## BEGIN Data for this task
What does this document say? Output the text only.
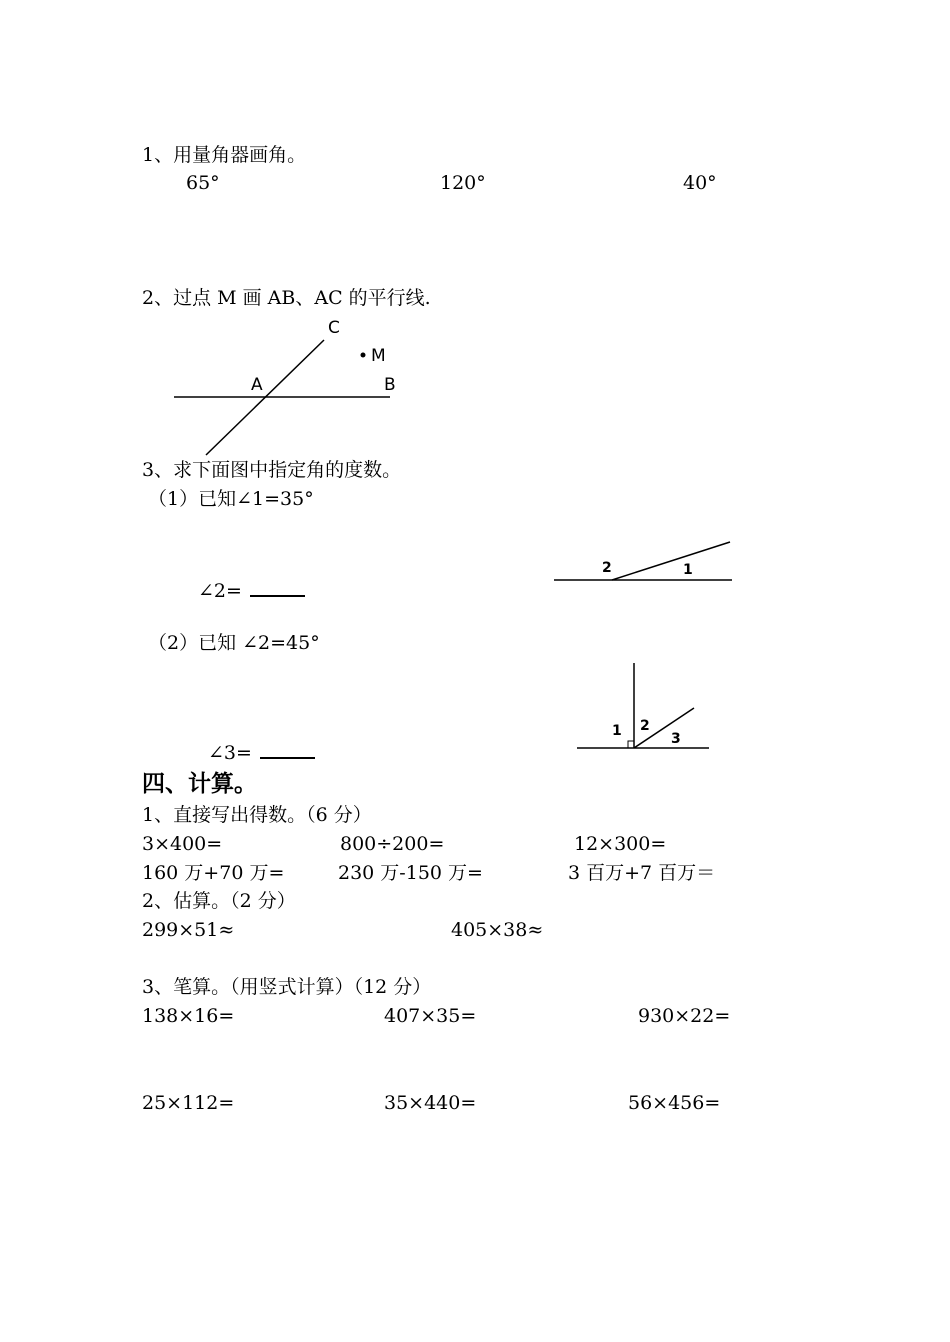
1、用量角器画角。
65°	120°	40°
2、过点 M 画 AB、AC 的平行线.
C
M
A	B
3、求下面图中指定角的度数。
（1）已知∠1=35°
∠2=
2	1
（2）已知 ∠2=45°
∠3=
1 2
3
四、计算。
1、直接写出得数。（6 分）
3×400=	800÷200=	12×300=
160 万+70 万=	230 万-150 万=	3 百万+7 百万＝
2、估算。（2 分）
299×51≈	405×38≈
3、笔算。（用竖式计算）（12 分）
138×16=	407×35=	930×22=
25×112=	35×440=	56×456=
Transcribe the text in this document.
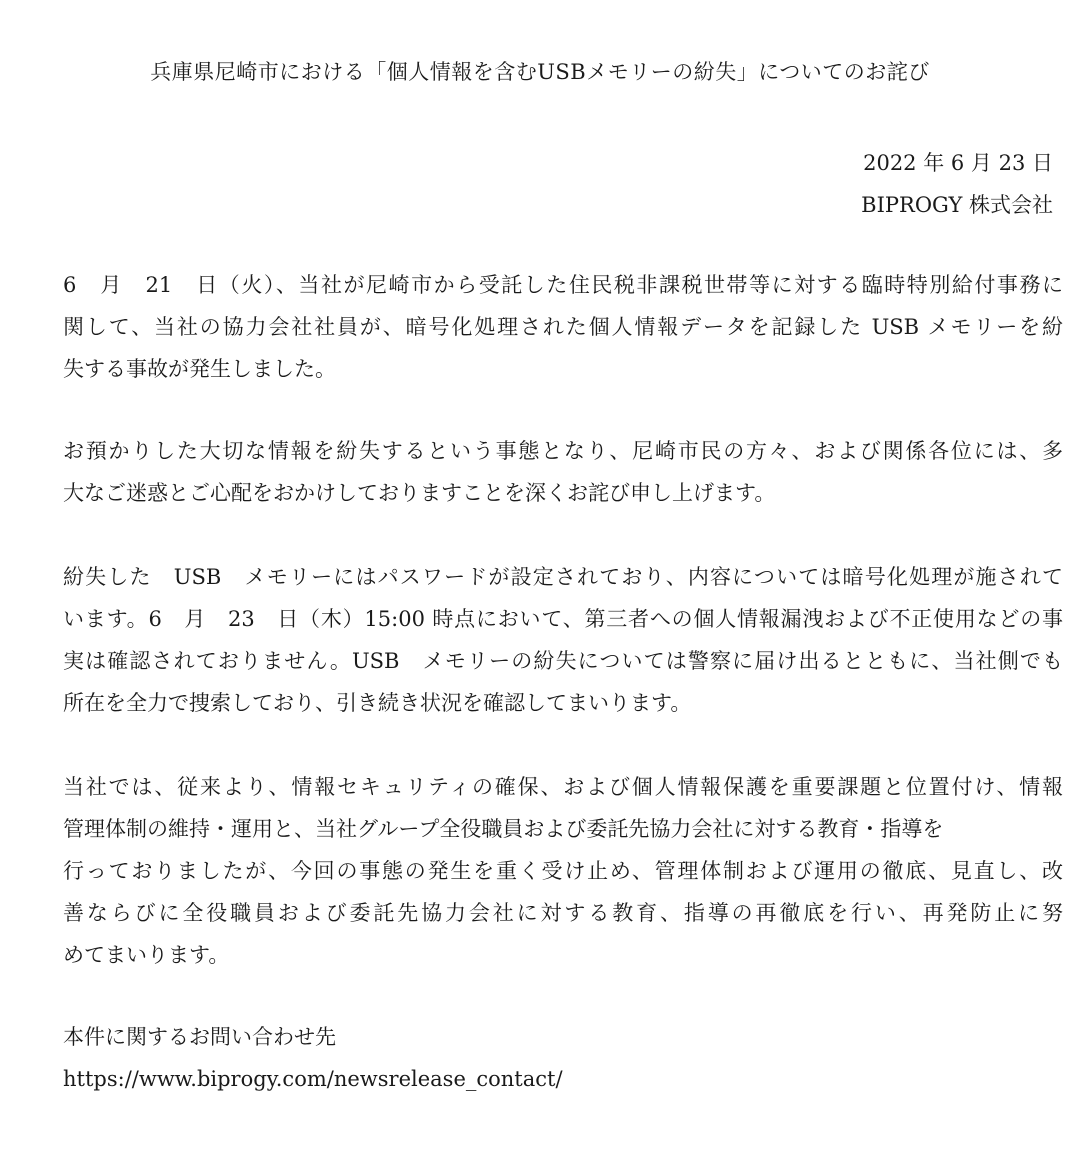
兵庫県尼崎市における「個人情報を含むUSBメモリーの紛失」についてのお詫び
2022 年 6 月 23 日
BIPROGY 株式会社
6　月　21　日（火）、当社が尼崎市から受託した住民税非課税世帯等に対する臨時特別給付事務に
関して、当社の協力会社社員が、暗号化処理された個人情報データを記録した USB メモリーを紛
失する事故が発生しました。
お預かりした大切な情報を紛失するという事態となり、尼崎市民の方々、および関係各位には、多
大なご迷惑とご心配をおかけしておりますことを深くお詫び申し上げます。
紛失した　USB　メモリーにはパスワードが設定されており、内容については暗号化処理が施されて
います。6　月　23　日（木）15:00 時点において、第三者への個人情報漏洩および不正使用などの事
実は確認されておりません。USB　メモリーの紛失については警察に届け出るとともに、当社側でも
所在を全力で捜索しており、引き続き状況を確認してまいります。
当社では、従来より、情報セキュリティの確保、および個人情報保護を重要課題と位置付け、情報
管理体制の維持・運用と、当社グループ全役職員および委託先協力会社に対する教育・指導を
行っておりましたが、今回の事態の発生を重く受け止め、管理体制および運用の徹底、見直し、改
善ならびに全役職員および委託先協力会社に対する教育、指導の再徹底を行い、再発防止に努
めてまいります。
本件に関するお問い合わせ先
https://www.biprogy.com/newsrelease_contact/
## END Data for this task
Search the listing for the word "text" and return each line that holds it.

### Solution
What does this document say? Output the text only.
Transcribe the text in this document.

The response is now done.